» **DESCRIPTION OF THE TASK**
Count lines, not occurrences: give the number of lines holding the word "ylabel", and nothing besides.

» **Excerpts from a figure dataset**
:::
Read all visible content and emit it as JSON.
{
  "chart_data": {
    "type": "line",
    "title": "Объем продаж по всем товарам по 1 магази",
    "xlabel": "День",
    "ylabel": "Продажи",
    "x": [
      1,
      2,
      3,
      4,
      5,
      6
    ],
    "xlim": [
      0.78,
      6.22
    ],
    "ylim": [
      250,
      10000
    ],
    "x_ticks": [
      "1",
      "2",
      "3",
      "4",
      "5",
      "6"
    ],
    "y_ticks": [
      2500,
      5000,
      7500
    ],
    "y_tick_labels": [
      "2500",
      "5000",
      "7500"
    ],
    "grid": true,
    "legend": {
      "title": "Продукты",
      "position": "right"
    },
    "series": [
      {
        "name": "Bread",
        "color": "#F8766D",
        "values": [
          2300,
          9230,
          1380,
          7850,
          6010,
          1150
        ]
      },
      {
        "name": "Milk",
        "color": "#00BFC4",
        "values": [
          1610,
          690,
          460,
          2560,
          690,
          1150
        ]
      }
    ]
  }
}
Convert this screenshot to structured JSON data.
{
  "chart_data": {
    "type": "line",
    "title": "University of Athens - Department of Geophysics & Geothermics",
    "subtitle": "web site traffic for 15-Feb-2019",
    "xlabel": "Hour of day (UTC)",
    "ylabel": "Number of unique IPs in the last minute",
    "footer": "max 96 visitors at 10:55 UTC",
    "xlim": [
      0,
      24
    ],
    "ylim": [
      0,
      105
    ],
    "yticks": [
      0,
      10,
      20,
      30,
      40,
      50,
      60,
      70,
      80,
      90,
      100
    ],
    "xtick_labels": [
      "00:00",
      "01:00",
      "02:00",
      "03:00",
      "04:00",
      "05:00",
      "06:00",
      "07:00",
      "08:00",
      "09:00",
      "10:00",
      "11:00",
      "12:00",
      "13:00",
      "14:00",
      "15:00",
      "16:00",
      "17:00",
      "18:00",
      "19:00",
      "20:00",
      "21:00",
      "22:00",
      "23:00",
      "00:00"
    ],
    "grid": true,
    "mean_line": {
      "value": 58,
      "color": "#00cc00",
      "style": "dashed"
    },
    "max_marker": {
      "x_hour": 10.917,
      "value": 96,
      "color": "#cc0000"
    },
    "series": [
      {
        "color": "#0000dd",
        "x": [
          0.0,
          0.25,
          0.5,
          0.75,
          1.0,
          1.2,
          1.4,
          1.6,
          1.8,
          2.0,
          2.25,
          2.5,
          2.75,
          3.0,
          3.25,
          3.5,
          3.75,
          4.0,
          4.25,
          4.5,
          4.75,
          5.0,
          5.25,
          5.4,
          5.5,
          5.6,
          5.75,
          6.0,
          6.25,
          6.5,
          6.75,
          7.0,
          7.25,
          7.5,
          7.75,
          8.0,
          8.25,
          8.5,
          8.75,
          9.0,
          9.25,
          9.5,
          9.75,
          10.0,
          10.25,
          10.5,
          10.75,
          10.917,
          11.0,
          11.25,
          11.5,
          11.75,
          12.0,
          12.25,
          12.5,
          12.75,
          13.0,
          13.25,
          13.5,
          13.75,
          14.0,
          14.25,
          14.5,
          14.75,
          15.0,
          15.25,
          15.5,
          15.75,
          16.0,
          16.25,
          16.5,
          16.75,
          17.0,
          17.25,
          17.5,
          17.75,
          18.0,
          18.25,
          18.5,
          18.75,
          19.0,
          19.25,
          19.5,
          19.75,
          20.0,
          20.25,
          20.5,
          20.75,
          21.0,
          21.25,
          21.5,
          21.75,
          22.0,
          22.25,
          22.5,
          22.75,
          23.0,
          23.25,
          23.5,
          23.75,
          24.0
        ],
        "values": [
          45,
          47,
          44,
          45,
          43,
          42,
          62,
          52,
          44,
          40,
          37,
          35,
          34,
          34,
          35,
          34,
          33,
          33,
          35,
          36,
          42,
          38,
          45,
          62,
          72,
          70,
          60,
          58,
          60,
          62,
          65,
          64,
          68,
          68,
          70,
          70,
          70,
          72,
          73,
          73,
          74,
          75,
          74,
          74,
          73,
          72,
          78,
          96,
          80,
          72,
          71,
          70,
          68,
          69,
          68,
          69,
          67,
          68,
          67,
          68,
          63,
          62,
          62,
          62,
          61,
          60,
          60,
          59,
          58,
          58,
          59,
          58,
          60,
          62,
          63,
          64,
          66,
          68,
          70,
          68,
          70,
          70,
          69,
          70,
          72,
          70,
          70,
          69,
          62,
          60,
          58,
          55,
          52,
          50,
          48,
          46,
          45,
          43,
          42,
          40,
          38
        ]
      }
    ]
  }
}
:::
» **FULL ANSWER**
2